# [STORED DATA]
#####

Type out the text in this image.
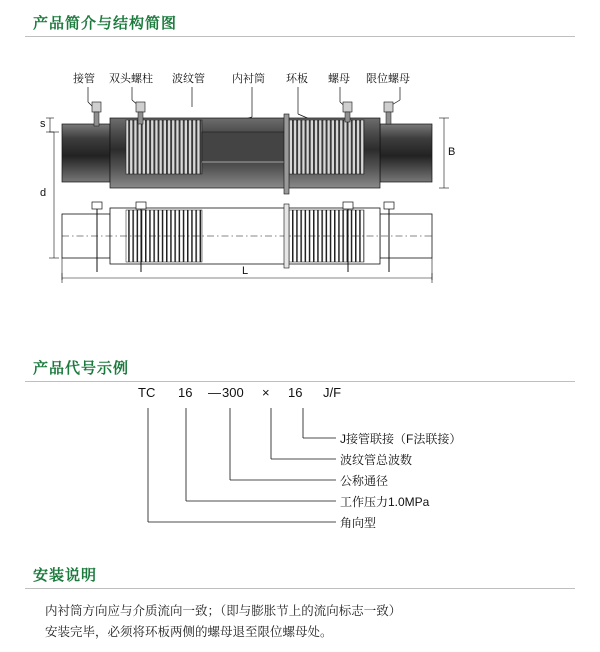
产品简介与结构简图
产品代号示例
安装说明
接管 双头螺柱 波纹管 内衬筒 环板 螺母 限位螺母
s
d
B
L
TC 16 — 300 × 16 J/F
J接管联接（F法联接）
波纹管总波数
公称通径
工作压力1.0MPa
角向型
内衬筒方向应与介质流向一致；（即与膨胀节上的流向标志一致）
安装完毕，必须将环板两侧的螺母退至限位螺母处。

#####

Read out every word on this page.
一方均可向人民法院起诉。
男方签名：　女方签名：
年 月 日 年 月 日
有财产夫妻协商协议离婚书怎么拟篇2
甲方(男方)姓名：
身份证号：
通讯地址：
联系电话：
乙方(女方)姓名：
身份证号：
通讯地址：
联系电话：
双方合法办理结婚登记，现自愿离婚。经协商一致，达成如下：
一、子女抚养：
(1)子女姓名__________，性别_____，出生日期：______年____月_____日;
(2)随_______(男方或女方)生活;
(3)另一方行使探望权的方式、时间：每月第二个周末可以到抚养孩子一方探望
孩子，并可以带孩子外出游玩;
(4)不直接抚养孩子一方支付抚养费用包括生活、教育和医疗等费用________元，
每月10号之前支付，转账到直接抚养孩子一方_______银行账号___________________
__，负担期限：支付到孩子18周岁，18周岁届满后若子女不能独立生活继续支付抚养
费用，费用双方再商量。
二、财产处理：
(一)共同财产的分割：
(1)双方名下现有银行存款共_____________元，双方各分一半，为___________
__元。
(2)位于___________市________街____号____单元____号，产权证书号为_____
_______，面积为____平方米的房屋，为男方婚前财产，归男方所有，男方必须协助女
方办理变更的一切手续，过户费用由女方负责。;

#####

# [DIRECTION]
From the data above, gather every line that includes the word "this".

# [RESULT OF THE EXERCISE]
Type out the text in this image.
Read out every word on this page.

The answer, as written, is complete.